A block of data
──────────────────────────────
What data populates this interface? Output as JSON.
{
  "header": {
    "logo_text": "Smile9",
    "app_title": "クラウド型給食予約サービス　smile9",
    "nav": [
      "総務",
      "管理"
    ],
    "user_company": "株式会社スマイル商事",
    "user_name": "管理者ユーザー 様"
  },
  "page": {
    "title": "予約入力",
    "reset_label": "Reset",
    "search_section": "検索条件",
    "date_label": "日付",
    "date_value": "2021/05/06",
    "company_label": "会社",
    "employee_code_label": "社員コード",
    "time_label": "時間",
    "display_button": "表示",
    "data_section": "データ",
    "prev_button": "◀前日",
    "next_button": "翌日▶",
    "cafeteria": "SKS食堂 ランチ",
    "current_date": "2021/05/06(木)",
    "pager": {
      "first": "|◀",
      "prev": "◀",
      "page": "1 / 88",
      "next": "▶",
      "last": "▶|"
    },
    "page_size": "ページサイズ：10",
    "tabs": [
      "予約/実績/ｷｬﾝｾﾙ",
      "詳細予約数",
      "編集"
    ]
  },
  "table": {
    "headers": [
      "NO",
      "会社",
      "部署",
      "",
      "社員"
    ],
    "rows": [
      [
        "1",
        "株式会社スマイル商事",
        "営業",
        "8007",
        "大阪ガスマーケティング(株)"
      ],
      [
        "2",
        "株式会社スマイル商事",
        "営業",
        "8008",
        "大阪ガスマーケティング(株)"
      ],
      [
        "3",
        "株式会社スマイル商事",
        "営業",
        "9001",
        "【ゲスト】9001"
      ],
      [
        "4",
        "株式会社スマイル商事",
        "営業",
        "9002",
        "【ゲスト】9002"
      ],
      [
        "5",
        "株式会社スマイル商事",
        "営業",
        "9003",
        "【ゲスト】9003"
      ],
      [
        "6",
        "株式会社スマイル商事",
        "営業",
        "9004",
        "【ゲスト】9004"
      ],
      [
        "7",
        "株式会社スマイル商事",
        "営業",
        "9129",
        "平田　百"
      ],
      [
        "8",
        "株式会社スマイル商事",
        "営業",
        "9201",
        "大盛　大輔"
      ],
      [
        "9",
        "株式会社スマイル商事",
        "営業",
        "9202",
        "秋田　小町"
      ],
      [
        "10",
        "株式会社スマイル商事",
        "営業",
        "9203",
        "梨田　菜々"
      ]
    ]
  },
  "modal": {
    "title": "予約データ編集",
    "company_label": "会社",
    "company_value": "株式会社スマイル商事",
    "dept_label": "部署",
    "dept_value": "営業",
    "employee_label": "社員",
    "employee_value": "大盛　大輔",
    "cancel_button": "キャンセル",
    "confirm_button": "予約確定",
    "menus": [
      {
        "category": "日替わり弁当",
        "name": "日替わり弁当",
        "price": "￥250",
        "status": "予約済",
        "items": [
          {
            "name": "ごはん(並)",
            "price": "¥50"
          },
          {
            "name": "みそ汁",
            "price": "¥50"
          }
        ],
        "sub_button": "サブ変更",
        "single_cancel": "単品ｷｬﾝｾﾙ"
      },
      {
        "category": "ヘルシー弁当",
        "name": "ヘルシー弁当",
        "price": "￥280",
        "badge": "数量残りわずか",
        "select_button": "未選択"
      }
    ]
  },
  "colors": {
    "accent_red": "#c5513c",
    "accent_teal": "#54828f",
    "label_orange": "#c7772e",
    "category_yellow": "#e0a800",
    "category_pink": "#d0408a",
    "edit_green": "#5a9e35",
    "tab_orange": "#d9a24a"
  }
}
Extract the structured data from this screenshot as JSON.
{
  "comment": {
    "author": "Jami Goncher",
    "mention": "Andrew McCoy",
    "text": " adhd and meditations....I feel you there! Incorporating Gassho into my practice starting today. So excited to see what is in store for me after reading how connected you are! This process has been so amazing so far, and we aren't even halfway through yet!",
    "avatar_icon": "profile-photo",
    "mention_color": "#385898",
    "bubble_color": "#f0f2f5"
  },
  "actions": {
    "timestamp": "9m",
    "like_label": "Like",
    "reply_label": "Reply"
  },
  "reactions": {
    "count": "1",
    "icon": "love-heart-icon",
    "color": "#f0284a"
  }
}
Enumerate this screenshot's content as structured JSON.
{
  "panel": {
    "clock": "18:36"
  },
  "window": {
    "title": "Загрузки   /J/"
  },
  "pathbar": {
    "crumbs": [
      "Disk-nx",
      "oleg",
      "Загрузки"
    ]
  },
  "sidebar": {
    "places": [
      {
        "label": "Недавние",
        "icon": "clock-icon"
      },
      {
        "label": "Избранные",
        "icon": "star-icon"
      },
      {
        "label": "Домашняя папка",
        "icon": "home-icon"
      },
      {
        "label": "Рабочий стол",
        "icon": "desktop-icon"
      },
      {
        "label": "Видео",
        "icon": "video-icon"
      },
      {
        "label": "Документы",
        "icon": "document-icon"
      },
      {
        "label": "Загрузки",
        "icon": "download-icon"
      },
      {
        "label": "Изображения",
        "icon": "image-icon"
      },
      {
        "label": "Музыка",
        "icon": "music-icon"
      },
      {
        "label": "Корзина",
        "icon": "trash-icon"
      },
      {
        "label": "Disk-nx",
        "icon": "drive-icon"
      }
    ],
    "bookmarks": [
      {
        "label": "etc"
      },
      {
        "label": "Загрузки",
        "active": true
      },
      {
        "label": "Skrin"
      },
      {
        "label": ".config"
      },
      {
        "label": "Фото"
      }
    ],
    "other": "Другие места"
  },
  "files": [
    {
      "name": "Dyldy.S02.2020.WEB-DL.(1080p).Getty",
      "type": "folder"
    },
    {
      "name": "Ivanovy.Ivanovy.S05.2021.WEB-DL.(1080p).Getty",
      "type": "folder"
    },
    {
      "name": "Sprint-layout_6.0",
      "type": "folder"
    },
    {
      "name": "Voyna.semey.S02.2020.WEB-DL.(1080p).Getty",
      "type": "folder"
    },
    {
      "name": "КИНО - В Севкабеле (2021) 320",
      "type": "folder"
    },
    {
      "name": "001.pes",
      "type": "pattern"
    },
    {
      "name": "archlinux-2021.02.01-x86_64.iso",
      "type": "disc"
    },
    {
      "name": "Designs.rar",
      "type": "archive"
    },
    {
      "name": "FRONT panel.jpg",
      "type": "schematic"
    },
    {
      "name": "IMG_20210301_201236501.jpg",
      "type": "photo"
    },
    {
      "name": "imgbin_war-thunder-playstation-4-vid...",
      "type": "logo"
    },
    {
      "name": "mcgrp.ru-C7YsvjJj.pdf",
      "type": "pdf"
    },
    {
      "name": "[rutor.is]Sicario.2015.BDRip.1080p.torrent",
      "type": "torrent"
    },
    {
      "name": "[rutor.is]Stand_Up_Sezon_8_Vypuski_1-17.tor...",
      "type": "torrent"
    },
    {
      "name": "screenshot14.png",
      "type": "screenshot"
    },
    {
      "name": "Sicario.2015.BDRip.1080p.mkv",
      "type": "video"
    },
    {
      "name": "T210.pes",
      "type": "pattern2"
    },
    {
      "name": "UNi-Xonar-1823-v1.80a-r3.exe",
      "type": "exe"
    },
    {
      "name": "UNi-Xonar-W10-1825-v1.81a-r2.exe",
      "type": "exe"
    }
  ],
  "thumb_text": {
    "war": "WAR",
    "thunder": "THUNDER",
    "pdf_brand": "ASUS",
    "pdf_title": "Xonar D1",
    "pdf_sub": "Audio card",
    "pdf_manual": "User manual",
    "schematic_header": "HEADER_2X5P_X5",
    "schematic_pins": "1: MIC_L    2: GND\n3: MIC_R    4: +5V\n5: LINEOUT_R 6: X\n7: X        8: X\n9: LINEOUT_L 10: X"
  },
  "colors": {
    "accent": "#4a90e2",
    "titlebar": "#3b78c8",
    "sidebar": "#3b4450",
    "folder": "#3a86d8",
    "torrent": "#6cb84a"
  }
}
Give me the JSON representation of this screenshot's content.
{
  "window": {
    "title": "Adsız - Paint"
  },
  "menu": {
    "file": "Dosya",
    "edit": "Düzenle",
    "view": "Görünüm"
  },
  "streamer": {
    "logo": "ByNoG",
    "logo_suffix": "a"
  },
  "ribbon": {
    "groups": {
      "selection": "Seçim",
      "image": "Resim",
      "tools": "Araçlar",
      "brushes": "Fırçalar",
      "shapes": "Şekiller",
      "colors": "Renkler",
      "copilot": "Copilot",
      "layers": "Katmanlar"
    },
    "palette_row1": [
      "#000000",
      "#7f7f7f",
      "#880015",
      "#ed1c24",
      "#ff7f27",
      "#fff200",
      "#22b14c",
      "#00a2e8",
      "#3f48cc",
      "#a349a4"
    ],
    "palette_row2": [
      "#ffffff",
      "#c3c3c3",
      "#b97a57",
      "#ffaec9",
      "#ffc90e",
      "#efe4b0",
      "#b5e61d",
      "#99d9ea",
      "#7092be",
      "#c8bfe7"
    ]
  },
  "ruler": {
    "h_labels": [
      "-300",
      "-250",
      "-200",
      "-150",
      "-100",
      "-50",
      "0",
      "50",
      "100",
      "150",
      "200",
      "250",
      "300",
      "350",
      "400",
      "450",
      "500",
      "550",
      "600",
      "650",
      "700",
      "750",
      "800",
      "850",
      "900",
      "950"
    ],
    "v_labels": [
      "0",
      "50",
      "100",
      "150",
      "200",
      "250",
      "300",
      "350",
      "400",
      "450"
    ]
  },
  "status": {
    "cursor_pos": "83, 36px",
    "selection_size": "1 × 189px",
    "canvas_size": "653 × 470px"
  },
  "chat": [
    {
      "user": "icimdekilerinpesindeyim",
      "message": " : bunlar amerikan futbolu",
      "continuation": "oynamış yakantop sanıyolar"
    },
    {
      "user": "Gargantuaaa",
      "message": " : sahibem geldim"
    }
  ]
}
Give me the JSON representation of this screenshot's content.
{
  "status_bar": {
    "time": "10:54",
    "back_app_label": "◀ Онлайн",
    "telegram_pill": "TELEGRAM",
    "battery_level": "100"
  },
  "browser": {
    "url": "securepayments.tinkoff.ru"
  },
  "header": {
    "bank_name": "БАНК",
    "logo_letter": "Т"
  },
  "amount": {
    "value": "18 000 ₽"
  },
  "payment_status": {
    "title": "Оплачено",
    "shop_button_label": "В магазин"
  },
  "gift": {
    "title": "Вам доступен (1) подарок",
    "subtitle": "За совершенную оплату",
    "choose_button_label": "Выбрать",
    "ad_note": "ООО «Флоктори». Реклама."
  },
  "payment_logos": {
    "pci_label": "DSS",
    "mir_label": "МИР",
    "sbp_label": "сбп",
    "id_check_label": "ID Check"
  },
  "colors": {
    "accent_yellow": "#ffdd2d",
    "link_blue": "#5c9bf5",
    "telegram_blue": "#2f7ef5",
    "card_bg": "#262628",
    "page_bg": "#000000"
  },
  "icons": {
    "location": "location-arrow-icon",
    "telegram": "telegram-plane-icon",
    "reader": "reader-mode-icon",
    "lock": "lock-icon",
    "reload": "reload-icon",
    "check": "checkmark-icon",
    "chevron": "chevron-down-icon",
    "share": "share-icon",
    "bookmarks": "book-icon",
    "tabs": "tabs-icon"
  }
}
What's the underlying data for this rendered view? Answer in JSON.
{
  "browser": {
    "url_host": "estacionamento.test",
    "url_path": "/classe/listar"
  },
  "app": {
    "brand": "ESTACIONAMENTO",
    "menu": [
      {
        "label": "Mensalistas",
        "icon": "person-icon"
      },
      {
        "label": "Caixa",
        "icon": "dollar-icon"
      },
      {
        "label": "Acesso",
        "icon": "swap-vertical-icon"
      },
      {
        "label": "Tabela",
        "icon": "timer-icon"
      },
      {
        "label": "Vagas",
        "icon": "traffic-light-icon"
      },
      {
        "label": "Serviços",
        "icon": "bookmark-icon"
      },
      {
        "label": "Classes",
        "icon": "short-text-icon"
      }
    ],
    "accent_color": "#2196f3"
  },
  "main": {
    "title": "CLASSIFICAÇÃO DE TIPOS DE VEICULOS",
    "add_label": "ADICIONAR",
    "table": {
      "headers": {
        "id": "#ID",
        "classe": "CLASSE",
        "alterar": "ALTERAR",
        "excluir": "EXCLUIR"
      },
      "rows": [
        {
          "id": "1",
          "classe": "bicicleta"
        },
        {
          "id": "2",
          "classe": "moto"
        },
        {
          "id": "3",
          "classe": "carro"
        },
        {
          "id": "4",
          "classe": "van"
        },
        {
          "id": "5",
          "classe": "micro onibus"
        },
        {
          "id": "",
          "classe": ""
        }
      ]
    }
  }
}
──────────────────────────────
Exercise:
Whichever lines contain the string "Sicario", select and copy them.

Finished answer:
      "name": "[rutor.is]Sicario.2015.BDRip.1080p.torrent",
      "name": "Sicario.2015.BDRip.1080p.mkv",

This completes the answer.